■ **INPUT RECORDS**:

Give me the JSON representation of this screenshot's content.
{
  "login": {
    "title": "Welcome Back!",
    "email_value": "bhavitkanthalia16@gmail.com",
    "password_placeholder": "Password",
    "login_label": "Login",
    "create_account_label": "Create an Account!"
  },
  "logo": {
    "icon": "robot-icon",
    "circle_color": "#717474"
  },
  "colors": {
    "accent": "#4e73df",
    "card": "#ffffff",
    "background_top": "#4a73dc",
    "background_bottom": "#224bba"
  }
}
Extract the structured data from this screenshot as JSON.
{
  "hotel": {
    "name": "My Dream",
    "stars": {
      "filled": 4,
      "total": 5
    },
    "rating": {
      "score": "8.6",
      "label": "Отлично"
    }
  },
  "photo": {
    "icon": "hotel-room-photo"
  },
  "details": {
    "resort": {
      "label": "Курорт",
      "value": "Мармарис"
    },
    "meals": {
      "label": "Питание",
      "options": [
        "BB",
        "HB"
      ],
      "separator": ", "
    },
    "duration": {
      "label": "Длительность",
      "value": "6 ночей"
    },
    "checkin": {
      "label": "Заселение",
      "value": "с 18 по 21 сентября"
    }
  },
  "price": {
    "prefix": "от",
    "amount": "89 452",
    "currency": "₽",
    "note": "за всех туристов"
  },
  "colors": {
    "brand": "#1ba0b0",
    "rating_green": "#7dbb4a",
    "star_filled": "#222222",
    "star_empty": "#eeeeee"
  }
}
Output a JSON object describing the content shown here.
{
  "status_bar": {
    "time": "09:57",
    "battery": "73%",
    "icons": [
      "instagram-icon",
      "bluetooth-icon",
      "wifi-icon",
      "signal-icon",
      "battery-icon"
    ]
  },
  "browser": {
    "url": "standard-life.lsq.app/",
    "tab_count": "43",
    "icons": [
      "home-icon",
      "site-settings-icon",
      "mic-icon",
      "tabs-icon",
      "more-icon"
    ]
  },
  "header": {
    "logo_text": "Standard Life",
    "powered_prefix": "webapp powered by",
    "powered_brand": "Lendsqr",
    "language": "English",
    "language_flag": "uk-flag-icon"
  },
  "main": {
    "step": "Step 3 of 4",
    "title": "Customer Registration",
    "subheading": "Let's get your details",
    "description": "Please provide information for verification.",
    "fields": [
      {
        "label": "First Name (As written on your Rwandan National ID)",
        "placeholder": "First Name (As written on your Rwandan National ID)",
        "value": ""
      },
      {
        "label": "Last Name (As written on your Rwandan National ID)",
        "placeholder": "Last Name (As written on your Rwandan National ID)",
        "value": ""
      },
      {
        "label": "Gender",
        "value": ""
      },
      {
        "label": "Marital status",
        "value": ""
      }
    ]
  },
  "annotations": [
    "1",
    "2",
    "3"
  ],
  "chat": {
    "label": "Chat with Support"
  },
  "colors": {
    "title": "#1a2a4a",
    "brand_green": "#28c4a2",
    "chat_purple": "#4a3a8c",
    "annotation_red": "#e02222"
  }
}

■ **PROBLEM DETAILS**:
Look over the listing above. Pick out and copy every line that includes "this".

■ **OUTPUT**:
Give me the JSON representation of this screenshot's content.
Extract the structured data from this screenshot as JSON.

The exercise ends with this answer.